-- begin Records supplied --
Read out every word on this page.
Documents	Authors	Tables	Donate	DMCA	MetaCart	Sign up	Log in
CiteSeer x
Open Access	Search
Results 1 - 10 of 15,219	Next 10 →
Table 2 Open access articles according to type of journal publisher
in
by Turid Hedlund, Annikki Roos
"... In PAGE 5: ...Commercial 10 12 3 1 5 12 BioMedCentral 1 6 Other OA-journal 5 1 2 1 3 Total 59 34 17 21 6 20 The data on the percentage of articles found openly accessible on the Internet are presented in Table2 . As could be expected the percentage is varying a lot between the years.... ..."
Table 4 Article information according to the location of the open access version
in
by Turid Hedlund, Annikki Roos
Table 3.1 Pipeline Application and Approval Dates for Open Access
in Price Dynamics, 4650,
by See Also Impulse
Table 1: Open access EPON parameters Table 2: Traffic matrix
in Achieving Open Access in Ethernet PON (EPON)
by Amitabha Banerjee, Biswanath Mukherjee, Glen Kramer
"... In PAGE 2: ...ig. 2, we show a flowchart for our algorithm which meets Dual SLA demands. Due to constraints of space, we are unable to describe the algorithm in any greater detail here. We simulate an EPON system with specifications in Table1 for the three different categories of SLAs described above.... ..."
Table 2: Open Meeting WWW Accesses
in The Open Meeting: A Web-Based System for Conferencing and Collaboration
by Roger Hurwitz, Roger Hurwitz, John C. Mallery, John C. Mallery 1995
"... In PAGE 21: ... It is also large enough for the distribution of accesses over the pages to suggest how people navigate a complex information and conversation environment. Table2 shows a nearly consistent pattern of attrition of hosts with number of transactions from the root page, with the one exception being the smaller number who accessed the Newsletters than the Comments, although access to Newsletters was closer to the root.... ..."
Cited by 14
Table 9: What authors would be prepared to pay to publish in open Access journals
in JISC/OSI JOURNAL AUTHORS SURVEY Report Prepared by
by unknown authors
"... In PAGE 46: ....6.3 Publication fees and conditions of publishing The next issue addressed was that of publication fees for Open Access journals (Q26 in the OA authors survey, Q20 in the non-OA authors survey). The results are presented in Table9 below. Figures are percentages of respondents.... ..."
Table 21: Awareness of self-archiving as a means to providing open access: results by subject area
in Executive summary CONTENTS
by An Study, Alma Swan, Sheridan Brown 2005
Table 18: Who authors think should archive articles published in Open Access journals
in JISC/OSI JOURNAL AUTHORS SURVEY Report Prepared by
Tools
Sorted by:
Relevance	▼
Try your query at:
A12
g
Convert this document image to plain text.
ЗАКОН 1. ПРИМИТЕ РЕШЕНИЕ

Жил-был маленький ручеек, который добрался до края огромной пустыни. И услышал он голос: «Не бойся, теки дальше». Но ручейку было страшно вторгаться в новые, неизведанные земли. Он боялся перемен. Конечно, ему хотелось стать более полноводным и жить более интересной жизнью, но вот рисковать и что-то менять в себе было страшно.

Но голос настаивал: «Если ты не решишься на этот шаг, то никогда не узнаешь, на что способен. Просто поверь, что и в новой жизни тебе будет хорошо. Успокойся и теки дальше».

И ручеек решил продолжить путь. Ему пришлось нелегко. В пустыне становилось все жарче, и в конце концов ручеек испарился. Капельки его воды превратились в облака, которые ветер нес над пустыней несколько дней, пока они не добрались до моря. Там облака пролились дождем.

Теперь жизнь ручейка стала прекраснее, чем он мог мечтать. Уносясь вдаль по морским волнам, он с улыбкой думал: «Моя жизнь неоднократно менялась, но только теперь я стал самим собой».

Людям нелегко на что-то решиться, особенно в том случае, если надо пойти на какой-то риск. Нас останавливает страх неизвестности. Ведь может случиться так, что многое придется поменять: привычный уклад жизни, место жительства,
-- end Records supplied --
-- begin Records supplied --
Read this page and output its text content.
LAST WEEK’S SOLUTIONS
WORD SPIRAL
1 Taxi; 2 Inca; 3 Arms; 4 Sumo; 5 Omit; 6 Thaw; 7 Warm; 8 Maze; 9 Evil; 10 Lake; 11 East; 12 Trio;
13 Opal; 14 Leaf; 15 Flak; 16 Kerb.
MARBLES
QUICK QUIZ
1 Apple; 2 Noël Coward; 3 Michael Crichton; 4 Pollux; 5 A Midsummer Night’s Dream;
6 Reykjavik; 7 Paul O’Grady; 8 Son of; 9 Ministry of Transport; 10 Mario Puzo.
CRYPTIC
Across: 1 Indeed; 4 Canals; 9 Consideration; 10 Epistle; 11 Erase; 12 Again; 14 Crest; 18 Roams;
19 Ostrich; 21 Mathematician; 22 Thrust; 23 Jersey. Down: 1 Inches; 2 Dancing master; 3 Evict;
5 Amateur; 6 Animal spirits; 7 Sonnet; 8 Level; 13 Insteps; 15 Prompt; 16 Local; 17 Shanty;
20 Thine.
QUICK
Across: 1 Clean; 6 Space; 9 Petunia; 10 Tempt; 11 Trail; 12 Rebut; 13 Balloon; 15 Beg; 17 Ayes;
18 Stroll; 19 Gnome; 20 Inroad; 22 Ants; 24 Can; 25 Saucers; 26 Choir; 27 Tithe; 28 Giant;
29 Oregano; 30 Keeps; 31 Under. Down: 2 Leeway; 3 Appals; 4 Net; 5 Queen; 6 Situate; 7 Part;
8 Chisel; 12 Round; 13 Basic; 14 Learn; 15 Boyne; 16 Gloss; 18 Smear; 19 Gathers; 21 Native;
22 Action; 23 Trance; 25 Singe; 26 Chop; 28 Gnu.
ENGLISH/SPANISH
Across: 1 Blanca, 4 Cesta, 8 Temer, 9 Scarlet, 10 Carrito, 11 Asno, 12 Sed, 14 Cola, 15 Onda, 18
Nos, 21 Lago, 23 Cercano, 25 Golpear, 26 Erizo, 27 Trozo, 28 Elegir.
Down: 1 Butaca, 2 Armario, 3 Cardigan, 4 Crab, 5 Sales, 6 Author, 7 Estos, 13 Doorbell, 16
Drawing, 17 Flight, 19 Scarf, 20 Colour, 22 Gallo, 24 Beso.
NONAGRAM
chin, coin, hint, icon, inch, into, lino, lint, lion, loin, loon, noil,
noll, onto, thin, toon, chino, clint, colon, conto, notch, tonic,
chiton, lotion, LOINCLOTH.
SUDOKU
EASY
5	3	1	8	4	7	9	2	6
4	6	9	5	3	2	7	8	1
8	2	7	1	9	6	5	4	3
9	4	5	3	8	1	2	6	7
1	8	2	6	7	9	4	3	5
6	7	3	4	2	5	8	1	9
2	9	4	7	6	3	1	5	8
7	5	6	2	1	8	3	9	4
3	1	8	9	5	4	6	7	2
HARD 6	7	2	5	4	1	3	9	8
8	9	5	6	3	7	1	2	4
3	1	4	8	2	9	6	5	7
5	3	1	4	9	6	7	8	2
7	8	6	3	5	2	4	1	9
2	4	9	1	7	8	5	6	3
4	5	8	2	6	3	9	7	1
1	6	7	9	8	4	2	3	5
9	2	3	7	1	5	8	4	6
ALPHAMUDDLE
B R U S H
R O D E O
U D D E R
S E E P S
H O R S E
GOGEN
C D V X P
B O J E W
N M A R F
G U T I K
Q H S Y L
-- end Records supplied --
Write out every line of the preceding listing that contains "дальше".

Жил-был маленький ручеек, который добрался до края огромной пустыни. И услышал он голос: «Не бойся, теки дальше». Но ручейку было страшно вторгаться в новые, неизведанные земли. Он боялся перемен. Конечно, ему хотелось стать более полноводным и жить более интересной жизнью, но вот рисковать и что-то менять в себе было страшно.
Но голос настаивал: «Если ты не решишься на этот шаг, то никогда не узнаешь, на что способен. Просто поверь, что и в новой жизни тебе будет хорошо. Успокойся и теки дальше».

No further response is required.